### DATASET

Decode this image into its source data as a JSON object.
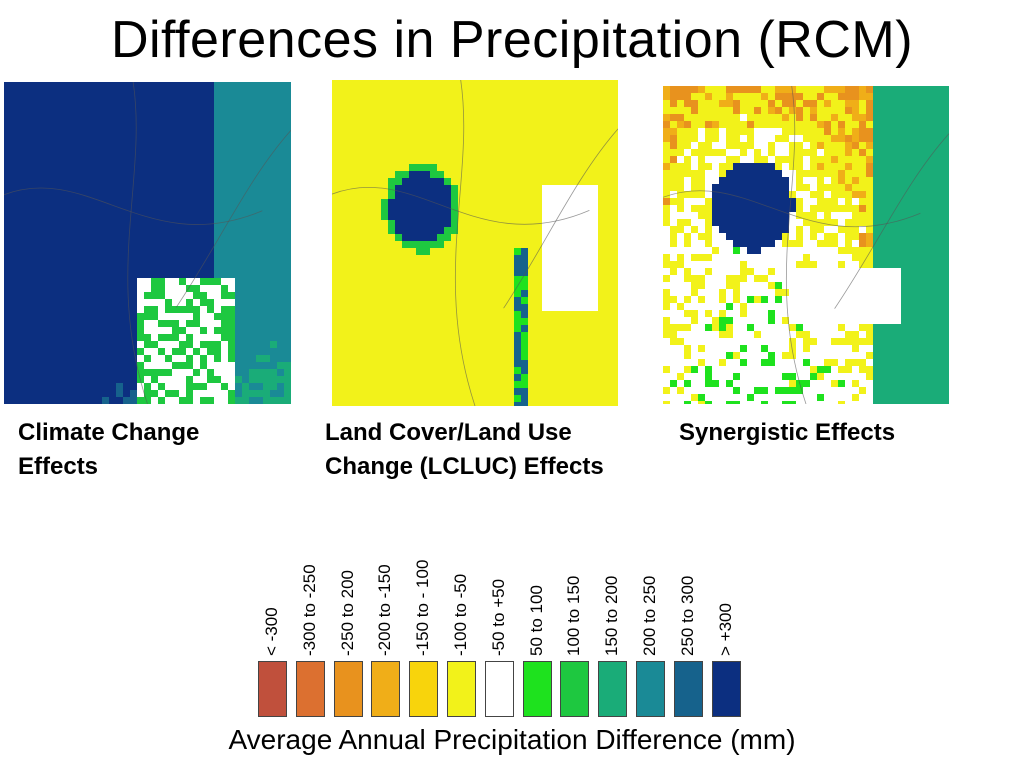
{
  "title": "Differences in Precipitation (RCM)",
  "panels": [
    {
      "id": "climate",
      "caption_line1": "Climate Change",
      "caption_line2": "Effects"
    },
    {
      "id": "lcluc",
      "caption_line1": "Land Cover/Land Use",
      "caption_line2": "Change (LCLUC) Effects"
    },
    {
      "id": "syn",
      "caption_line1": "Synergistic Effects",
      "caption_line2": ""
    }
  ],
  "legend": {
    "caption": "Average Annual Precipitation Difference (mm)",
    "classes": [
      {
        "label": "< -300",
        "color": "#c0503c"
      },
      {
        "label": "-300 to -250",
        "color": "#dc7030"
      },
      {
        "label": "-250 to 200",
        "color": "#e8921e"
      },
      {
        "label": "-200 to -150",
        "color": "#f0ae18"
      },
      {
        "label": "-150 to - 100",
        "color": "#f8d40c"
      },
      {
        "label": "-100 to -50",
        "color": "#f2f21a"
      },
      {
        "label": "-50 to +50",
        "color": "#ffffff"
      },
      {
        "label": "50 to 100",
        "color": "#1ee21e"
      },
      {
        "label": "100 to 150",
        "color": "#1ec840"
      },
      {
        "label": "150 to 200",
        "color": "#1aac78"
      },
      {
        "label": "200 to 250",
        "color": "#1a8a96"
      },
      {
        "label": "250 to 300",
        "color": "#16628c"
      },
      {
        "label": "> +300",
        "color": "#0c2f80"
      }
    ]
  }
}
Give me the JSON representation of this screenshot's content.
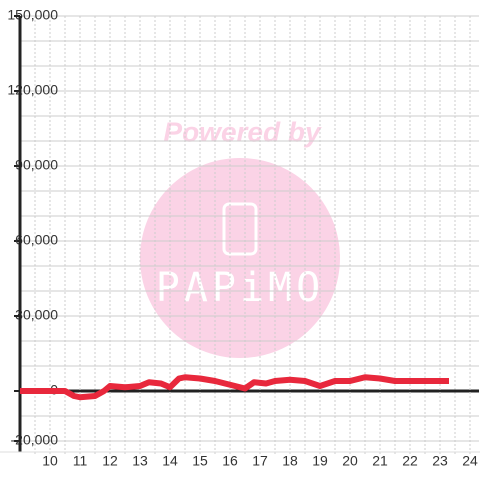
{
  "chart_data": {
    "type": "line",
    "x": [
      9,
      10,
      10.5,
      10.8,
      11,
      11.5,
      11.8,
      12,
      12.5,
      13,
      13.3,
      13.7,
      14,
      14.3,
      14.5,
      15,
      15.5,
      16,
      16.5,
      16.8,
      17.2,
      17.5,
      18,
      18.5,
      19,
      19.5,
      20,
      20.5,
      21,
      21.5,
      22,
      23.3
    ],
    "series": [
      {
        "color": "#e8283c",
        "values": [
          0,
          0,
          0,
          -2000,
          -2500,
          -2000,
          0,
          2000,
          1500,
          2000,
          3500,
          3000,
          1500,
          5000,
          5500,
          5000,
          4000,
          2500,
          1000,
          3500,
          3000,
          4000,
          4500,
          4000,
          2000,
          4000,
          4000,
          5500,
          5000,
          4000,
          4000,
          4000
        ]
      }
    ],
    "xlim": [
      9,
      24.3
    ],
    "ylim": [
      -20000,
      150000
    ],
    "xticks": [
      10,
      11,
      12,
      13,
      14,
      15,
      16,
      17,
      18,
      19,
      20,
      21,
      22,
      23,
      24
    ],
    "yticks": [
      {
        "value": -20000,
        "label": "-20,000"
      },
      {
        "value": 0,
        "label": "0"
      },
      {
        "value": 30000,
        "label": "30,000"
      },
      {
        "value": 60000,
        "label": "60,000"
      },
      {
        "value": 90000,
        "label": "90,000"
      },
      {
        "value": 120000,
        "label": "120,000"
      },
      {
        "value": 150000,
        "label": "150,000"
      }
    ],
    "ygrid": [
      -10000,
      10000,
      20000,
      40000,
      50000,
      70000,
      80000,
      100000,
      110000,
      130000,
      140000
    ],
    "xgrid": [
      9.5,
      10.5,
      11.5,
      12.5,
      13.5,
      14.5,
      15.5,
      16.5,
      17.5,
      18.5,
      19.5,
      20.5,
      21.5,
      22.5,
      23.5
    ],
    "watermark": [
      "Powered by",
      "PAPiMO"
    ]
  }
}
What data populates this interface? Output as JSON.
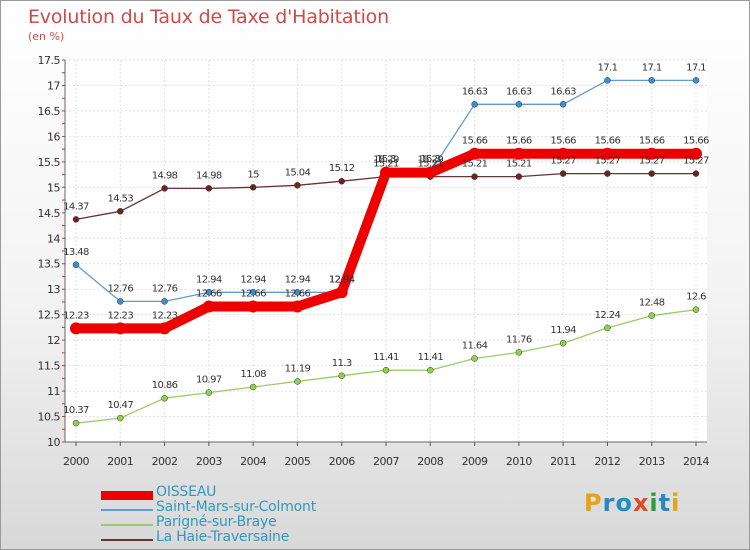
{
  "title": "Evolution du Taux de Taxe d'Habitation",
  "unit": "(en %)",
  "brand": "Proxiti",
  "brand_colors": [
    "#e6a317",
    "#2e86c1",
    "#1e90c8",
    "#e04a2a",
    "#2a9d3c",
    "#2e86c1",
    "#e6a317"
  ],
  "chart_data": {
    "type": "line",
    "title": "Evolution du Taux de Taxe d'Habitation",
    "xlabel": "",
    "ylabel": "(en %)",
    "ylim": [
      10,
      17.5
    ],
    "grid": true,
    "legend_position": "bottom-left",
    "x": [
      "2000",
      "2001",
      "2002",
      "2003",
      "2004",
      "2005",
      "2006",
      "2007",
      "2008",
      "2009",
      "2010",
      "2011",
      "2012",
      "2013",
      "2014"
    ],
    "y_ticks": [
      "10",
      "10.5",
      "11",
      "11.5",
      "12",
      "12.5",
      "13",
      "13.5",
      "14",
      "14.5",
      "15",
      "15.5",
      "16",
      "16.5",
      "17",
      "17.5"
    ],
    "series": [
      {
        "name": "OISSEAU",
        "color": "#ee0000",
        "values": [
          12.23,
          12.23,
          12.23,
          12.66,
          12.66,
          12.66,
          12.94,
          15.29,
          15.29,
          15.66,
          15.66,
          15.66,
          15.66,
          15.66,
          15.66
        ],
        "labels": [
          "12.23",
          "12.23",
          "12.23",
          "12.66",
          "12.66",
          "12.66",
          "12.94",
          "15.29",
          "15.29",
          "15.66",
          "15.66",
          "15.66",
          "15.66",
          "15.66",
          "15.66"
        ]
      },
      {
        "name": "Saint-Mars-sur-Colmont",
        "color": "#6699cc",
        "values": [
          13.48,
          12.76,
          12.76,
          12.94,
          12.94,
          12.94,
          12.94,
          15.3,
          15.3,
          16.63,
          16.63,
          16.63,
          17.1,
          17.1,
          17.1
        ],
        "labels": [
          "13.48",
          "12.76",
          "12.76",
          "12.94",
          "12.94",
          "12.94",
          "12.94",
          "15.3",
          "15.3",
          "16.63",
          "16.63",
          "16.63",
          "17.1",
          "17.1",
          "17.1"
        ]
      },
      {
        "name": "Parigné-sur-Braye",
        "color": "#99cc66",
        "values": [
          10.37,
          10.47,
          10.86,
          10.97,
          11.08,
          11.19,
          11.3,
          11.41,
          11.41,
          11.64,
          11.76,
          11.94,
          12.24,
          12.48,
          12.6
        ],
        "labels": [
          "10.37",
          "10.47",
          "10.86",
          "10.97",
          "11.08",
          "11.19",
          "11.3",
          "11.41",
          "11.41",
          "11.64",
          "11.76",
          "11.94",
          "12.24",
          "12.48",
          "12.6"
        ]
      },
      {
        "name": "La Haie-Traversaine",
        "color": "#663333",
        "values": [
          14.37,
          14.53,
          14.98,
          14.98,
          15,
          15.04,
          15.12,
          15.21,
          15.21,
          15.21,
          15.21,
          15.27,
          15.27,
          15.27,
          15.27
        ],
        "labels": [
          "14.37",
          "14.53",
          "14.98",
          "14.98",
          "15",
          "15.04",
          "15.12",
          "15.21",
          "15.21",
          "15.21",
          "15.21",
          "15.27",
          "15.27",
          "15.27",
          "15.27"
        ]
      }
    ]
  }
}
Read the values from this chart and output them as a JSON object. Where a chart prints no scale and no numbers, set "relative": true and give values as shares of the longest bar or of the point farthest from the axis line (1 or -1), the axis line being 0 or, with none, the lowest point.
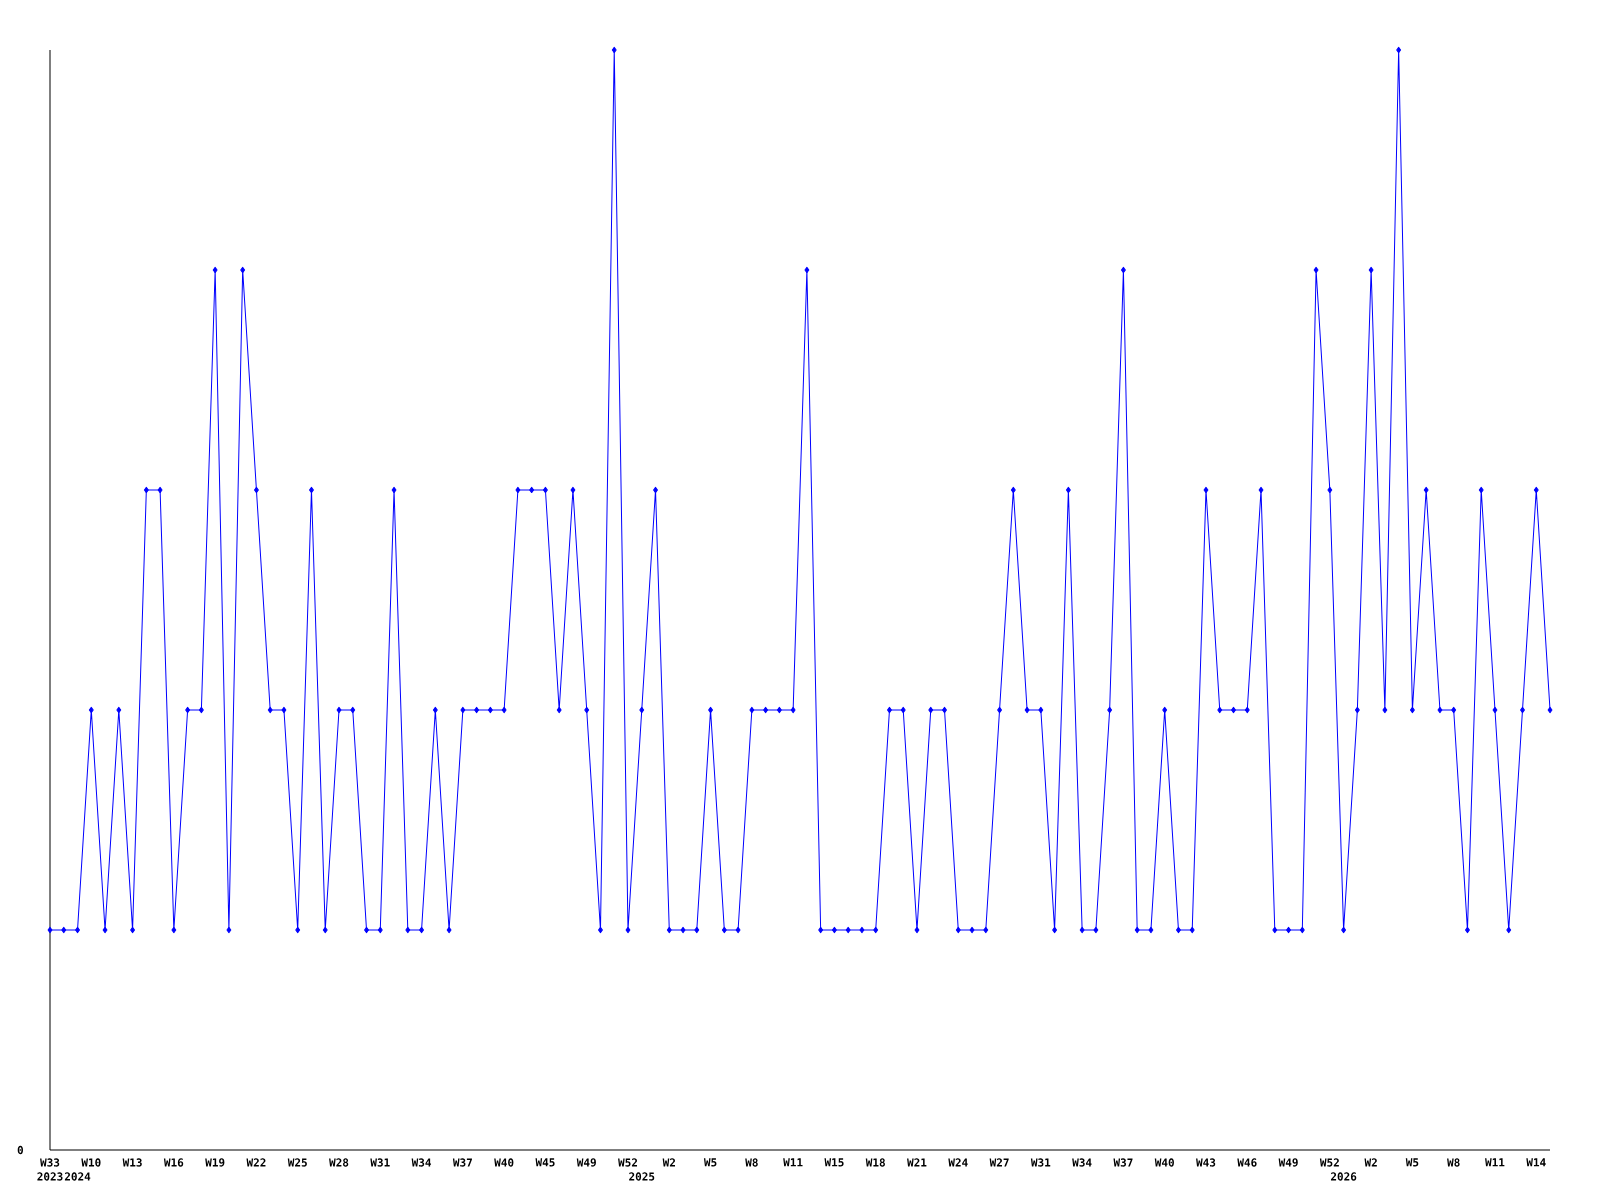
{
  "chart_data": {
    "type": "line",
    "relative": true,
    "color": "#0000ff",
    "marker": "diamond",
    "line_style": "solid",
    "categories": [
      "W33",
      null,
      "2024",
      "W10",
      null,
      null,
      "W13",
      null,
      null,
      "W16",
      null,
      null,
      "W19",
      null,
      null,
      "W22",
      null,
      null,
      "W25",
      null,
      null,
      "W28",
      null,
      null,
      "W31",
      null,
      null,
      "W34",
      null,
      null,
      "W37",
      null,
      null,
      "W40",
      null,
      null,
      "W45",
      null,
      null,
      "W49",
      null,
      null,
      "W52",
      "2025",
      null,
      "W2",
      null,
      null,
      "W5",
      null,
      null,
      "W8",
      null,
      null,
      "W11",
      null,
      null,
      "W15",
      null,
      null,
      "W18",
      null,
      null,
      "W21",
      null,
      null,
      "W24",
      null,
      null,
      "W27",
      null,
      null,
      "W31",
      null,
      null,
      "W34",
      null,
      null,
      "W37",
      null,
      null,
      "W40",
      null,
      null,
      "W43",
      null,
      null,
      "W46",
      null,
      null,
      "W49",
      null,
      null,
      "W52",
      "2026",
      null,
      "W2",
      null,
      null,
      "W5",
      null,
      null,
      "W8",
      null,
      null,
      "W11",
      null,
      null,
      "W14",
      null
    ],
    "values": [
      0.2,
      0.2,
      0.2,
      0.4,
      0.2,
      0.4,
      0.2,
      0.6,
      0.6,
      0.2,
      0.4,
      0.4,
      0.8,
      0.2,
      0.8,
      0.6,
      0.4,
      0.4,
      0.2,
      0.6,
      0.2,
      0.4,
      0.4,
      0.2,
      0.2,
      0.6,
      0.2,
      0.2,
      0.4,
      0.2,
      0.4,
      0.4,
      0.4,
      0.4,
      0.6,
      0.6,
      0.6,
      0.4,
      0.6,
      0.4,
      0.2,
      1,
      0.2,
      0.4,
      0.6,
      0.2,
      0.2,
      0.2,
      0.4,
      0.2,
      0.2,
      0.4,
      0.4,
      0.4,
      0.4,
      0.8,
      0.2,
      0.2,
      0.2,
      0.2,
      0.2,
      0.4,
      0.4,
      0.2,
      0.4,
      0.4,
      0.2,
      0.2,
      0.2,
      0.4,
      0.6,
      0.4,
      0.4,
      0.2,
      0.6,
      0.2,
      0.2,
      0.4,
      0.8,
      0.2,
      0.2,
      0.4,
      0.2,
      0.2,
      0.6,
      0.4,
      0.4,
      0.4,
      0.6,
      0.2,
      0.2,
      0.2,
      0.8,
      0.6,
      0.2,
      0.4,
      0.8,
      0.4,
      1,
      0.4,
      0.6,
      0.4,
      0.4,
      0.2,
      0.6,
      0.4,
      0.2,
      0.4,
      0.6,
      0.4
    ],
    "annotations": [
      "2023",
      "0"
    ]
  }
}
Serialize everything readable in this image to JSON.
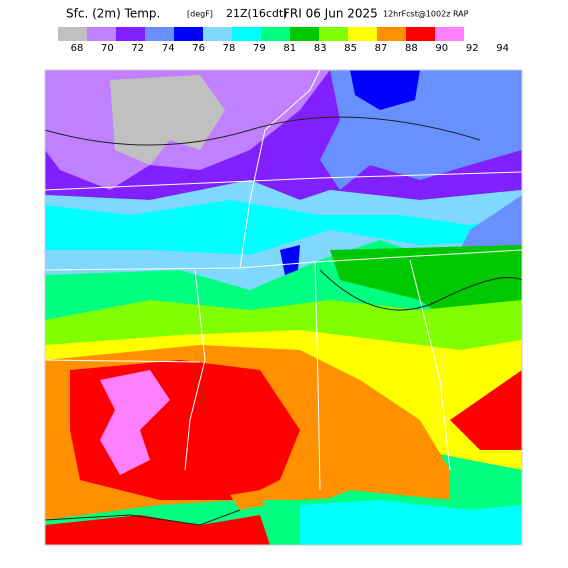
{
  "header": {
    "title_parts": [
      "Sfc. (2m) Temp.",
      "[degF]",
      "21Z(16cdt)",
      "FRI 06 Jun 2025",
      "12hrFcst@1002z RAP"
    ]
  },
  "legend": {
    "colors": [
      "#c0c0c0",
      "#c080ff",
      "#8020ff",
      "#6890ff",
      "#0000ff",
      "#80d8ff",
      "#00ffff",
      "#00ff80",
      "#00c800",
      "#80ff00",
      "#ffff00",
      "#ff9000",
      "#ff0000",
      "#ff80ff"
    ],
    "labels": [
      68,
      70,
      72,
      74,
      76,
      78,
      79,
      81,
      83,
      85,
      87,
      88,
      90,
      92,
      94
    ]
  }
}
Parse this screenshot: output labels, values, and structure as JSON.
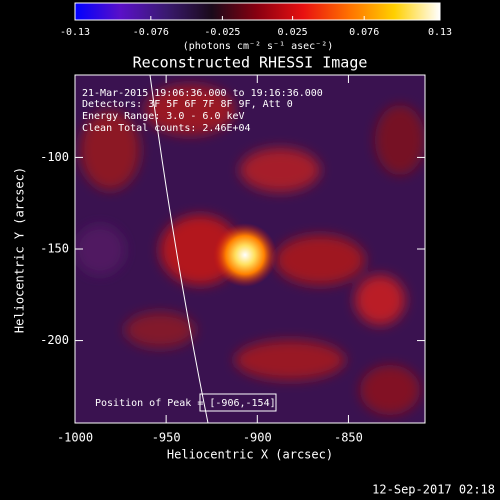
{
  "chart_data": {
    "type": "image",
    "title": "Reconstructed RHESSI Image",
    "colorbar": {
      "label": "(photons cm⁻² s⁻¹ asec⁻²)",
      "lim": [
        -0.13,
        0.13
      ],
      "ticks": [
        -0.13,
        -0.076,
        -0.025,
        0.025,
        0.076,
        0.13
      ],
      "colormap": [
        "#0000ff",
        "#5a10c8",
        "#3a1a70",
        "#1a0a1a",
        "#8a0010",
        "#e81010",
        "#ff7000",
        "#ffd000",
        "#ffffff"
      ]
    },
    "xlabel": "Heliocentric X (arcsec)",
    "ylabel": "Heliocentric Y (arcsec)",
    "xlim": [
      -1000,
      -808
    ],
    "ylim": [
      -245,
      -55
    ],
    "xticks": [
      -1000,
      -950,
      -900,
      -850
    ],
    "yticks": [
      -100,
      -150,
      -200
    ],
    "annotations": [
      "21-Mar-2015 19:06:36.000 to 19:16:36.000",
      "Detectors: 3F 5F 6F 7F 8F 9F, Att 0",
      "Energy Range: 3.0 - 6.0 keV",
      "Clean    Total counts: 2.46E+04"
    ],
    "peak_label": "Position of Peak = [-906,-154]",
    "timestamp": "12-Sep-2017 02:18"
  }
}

### AIM OF THE EXERCISE
Scan the material above for the word "Evolution". Copy each line where it occurs.

### WRITTEN SOLUTION
  "title": "Evolution du Taux de Taxe d'Habitation",
    "title": "Evolution du Taux de Taxe d'Habitation",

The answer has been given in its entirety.